DOCUMENT SOURCE ▸
Si le dispositif de soutiens directs aux revenus agricoles montre un certain nombre de limites, quels leviers peut-on activer pour faire de la Pac un outil efficace en faveur de la transition des agricultures européennes, au regard des enjeux environnementaux et climatiques ?

Dans la Pac actuelle, les mesures agro-environnementales et climatiques (MAEC) constituent l’instrument principal de la transition des systèmes agricoles européens vers des pratiques agro-écologiques. Très flexibles, ces mesures ont plusieurs défauts : elles sont difficiles à élaborer, à administrer, à contrôler, et si elles permettent effectivement des bénéfices environnementaux à l’échelle de l’exploitation, elles ne permettent pas une transition à grande échelle, rappellent Benoit Dedieu, Cécile Détang-Dessendre, Pierre Dupraz, Michel Duru, Hervé Guyomard et Olivier Thérond dans le chapitre « Pac et transition agro-écologique » de l’ouvrage « Quelle politique agricole commune demain ? », publié en juin 2020 aux éditions Quae.

Il apparaît nécessaire de faire évoluer ces MAEC d’une obligation de moyens à une obligation de résultats, en conditionnant et proportionnant les paiements octroyés aux bénéfices environnementaux générés, « dans le cadre d’une application plus stricte du principe fournisseur-bénéficiaire » (opposé au principe pollueur-payeur), « qui permettra de mieux légitimer les soutiens aux yeux des contribuables et des citoyens », indiquent les auteurs. Avec plusieurs avantages : une plus grande liberté de techniques pour les agriculteurs, et une plus grande lisibilité du dispositif pour l’administration.

C’est également un pas de plus vers le développement de paiements pour services environnementaux, qui permettraient de recourir à des financements privés pour donner plus d’ampleur à la transition agricole, alors que les budgets publics s’avèrent de plus en plus contraints.

Lire aussi : Changement climatique : les paiements pour services environnementaux plébiscités

Il faut « une Pac réellement centrée sur la transition agro-écologique des systèmes agricoles, avec une correction des défaillances de marché et la fourniture de biens publics liés à la protection de l’environnement et aux préoccupations de santé publique. Pour prendre en compte ces enjeux à travers une transition des agricultures européennes, « il faut que la Pac ait des objectifs et des instruments permettant de contribuer à la réduction des gaz à effet de serre, tout en assurant la fonction économique. On cherche des dispositifs qui permettent d’associer les deux, par exemple, si vous avez des conditions fortes par rapport à l’environnement, cela justifie une rémunération pour stockage du carbone », explique Hervé Guyomard.

Voir l’article : Pac et revenus agricoles : pourquoi la légitimité des aides directes est-elle souvent remise en cause ?

ENTRÉES ▸
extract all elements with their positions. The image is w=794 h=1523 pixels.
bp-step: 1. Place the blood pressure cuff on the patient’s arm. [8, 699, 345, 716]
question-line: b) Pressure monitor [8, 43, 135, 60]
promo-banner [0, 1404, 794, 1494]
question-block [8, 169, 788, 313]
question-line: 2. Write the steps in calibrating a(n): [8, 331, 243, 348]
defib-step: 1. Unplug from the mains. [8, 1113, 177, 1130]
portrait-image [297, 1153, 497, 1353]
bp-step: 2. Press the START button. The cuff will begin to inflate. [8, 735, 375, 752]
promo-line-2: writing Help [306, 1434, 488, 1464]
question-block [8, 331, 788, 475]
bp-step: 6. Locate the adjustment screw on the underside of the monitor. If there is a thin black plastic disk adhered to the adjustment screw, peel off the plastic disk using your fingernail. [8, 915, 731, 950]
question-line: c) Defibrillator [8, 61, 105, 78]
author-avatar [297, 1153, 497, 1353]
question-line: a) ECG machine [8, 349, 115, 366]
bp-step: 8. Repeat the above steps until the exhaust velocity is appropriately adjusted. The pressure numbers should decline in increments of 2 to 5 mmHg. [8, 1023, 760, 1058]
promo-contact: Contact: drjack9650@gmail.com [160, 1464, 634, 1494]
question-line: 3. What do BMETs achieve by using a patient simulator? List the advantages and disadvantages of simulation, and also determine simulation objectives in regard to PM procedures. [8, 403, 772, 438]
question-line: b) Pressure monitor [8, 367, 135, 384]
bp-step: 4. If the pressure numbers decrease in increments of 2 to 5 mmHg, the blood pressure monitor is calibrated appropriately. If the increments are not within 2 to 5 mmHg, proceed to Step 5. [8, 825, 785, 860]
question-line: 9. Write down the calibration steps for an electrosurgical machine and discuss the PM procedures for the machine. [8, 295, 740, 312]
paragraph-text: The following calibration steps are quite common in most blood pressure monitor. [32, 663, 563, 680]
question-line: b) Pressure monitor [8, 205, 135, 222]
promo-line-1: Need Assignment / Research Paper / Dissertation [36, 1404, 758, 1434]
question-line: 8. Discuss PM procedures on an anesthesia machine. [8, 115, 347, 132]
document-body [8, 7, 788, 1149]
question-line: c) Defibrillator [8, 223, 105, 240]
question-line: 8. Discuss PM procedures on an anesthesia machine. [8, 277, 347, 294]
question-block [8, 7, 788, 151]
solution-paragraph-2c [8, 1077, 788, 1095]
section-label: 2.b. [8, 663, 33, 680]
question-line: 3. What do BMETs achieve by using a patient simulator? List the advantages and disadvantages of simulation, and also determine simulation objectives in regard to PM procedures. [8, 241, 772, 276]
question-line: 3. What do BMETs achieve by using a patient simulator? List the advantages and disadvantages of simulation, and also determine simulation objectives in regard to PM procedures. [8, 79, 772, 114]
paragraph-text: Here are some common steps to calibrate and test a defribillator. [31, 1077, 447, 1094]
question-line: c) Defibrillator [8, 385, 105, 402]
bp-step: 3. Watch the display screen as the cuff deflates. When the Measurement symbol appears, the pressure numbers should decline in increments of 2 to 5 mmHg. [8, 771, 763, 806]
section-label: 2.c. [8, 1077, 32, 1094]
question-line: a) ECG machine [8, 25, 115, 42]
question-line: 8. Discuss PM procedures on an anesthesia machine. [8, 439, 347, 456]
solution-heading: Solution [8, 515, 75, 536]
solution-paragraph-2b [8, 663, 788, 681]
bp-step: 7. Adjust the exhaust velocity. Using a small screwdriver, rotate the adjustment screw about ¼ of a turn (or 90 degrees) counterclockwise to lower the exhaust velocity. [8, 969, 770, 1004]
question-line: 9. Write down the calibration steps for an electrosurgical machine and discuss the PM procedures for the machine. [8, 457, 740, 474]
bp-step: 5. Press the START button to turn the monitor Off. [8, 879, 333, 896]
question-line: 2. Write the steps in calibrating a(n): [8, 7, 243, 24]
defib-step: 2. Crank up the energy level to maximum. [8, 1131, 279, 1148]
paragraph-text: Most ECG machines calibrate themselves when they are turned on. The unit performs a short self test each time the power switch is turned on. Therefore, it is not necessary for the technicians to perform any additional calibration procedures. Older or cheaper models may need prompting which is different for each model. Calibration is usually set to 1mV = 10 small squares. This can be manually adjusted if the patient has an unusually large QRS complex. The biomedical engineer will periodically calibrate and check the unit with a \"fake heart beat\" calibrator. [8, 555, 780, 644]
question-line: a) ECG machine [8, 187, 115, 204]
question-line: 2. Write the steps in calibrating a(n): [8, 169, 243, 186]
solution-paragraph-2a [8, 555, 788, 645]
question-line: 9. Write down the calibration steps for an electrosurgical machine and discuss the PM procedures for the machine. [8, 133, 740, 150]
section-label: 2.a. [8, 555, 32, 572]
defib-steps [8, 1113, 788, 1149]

TÂCHES ▸
- A) D'après l'article sur la Pac, quel instrument constitue aujourd'hui le principal outil de transition des systèmes agricoles européens vers des pratiques agro-écologiques ?
- B) Transcrivez fidèlement le passage de l'article sur la Pac qui débute par « Si le dispositif » et se termine par « environnementaux et climatiques ? ».
- C) Reprenez la rédaction de l'article sur la Pac à partir de sa dernière phrase.
La liste n'a aucun lien avec l'article sur la Pac.

RÉSULTATS ▸
- A) Les mesures agro-environnementales et climatiques (MAEC).

- B)
Si le dispositif de soutiens directs aux revenus agricoles montre un certain nombre de limites, quels leviers peut-on activer pour faire de la Pac un outil efficace en faveur de la transition des agricultures européennes, au regard des enjeux environnementaux et climatiques ?

- C)
Gestion des risques, répartition de la valeur, des enjeux complémentaires

Cette réflexion ne doit pas éclipser les autres enjeux auxquels la nouvelle Pac doit répondre. La question de la répartition de la valeur dans la chaîne alimentaire est aujourd’hui une problématique de premier plan dans la plupart des pays européens, et si les politiques publiques tentent de corriger un rapport de force qui favorise nettement l’aval, les solutions actuelles ne sont pas satisfaisantes. Et si la Pac peut inciter les producteurs à se regrouper davantage, ce travail ne pourra s’affranchir d’évolutions en matière de droit à la concurrence.

Lire également : Négociations commerciales : le gouvernement promet d’intervenir « avec détermination »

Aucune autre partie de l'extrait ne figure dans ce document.